▶ [What you have to do]: Copy out the lines from the start of the recorded data through the line containing "- plan-card[interactable]: 会员专属 马: [313, 518, 391, 658]", keeping both ends.

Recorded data
........

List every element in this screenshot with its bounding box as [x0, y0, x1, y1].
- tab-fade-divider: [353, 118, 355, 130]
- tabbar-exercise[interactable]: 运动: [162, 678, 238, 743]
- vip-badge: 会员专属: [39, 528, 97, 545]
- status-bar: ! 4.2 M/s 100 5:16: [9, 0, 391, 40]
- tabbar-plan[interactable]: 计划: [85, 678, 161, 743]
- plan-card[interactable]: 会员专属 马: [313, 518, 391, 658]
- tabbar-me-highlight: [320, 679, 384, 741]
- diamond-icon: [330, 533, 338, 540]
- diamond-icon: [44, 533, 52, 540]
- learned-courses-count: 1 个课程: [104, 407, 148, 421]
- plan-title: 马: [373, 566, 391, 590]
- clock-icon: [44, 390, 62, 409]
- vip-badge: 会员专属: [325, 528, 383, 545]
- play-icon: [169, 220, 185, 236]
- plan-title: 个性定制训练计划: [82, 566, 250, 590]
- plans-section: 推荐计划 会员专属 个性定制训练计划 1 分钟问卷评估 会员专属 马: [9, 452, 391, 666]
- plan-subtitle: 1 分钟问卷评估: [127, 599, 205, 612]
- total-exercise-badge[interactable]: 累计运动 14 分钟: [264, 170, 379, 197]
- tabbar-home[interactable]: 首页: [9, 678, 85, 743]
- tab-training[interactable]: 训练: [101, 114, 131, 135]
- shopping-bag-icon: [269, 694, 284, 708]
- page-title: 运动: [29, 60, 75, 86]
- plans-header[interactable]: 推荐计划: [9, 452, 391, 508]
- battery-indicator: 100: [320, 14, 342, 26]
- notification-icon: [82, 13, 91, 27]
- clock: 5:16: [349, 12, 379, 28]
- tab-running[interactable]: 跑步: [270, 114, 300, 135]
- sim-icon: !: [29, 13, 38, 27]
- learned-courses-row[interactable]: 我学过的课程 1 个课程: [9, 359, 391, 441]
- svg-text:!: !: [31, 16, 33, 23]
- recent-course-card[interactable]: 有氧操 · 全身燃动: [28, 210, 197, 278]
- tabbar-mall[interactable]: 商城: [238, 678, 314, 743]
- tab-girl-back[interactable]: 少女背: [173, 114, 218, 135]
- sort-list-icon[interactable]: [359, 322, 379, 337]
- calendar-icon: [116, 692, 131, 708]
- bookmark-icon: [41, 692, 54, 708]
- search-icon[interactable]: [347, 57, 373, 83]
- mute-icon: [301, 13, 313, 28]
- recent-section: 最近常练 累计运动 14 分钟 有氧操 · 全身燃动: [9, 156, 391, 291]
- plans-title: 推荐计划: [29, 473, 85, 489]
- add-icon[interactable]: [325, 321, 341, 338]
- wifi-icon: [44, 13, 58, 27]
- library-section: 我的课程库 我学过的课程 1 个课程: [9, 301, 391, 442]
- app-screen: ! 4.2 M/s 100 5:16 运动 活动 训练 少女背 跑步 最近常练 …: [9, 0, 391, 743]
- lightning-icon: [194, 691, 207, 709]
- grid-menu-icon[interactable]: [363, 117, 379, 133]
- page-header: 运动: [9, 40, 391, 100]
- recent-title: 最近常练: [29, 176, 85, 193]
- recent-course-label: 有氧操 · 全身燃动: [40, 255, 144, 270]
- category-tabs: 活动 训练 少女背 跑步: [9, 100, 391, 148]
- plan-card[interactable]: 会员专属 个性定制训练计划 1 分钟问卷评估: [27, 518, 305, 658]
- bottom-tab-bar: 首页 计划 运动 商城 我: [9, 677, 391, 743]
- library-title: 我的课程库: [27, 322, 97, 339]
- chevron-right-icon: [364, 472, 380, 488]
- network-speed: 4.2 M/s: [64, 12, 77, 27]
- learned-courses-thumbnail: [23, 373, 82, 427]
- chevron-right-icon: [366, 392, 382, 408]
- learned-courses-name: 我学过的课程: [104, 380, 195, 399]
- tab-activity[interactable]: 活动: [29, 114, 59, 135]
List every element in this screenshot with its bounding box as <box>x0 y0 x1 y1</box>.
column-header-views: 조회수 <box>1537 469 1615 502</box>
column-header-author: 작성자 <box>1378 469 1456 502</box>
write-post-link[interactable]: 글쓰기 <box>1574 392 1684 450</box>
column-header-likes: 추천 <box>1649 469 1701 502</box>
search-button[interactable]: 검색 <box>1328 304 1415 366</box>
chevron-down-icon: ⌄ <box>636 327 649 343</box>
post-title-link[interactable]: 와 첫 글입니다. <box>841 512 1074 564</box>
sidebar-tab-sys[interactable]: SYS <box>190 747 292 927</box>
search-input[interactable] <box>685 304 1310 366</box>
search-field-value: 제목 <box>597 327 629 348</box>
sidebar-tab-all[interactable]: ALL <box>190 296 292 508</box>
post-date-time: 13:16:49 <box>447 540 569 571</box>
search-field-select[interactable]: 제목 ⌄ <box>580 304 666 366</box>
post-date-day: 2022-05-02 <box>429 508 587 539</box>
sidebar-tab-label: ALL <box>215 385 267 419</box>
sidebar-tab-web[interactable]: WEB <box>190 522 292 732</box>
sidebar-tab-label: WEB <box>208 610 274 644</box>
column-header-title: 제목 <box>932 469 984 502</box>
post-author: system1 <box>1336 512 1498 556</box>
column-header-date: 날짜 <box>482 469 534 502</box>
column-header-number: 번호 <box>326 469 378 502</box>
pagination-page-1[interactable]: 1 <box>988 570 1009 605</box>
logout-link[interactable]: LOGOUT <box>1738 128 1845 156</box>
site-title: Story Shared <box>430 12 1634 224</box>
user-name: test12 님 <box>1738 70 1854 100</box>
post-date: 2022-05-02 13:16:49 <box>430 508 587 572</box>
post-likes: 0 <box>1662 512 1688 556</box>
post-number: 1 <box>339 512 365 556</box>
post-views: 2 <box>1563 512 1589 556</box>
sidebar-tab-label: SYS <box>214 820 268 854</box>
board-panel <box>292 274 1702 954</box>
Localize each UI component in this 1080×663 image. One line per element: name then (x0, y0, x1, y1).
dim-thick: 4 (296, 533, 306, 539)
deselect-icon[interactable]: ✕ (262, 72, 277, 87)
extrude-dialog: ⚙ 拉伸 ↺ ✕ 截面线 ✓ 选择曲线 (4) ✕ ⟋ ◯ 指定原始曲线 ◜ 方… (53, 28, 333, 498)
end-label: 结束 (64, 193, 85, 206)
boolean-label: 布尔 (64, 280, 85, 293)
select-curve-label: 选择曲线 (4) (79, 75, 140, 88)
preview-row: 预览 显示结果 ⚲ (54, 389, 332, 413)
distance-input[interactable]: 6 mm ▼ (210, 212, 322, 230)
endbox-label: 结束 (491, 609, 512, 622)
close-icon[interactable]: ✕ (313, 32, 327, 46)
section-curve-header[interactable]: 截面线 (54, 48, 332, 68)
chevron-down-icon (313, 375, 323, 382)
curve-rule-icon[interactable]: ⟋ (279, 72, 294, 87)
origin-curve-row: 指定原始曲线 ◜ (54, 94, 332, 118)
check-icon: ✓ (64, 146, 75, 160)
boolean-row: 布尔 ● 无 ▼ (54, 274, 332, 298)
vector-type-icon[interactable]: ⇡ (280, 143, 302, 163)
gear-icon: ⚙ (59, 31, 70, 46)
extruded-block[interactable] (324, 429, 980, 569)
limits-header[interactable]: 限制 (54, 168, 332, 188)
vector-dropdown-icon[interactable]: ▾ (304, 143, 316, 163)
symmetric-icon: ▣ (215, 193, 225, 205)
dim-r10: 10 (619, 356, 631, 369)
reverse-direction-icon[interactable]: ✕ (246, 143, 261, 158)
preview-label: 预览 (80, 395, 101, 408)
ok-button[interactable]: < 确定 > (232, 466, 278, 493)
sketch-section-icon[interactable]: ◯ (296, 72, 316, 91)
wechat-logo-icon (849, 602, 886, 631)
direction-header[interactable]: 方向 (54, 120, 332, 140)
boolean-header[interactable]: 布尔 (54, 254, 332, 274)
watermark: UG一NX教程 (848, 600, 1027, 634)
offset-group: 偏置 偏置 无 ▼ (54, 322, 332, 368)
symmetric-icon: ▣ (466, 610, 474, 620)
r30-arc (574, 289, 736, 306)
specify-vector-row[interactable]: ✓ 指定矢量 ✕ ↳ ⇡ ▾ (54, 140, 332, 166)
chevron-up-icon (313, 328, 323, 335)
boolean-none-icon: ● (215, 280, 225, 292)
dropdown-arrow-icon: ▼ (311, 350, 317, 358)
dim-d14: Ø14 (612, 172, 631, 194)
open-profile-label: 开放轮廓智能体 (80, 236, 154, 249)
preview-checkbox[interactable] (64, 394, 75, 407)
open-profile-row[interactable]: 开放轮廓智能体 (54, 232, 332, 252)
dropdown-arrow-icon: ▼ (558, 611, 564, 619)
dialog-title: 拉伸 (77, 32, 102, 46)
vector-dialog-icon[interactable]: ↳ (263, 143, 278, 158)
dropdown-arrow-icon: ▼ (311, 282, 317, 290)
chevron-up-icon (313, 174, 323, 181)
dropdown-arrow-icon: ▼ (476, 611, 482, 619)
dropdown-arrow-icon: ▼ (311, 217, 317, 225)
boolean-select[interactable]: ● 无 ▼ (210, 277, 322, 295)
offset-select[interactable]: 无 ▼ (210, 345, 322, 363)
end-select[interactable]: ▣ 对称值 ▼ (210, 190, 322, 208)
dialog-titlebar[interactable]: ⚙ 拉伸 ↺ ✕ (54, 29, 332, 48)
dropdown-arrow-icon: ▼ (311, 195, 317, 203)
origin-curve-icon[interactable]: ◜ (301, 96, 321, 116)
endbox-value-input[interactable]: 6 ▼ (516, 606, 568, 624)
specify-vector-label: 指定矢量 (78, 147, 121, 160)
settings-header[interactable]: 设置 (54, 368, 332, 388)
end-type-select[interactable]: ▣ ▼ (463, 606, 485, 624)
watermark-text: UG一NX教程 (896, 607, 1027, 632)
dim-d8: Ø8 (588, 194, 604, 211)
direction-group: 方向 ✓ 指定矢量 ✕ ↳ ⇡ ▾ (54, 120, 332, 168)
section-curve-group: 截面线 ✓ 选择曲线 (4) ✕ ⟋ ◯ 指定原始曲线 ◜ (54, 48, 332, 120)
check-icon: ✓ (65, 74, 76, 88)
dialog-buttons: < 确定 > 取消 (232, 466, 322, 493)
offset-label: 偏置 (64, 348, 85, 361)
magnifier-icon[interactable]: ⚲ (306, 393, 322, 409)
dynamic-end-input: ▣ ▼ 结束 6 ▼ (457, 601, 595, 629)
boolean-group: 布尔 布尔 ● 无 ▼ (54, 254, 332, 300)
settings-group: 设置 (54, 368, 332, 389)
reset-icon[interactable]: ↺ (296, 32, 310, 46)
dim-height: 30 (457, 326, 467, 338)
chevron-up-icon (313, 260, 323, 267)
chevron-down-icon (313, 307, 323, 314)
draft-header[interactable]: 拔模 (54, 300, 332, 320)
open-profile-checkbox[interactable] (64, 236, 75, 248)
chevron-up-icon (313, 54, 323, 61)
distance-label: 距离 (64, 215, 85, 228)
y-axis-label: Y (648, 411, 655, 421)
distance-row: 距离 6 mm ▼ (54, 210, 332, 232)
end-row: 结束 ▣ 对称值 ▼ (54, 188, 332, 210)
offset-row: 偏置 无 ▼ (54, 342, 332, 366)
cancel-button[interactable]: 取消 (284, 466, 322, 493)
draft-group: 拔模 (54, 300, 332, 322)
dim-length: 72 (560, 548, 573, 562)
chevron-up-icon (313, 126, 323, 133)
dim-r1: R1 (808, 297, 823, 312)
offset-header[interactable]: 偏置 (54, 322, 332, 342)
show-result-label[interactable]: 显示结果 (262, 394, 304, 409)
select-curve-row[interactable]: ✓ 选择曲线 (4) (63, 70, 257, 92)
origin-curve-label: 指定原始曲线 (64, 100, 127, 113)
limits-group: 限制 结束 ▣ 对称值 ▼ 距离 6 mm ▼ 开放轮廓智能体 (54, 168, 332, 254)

........

▶ [Task solution]:
List every element in this screenshot with its bounding box as [x0, y0, x1, y1].
- tab-fade-divider: [353, 118, 355, 130]
- tabbar-exercise[interactable]: 运动: [162, 678, 238, 743]
- vip-badge: 会员专属: [39, 528, 97, 545]
- status-bar: ! 4.2 M/s 100 5:16: [9, 0, 391, 40]
- tabbar-plan[interactable]: 计划: [85, 678, 161, 743]
- plan-card[interactable]: 会员专属 马: [313, 518, 391, 658]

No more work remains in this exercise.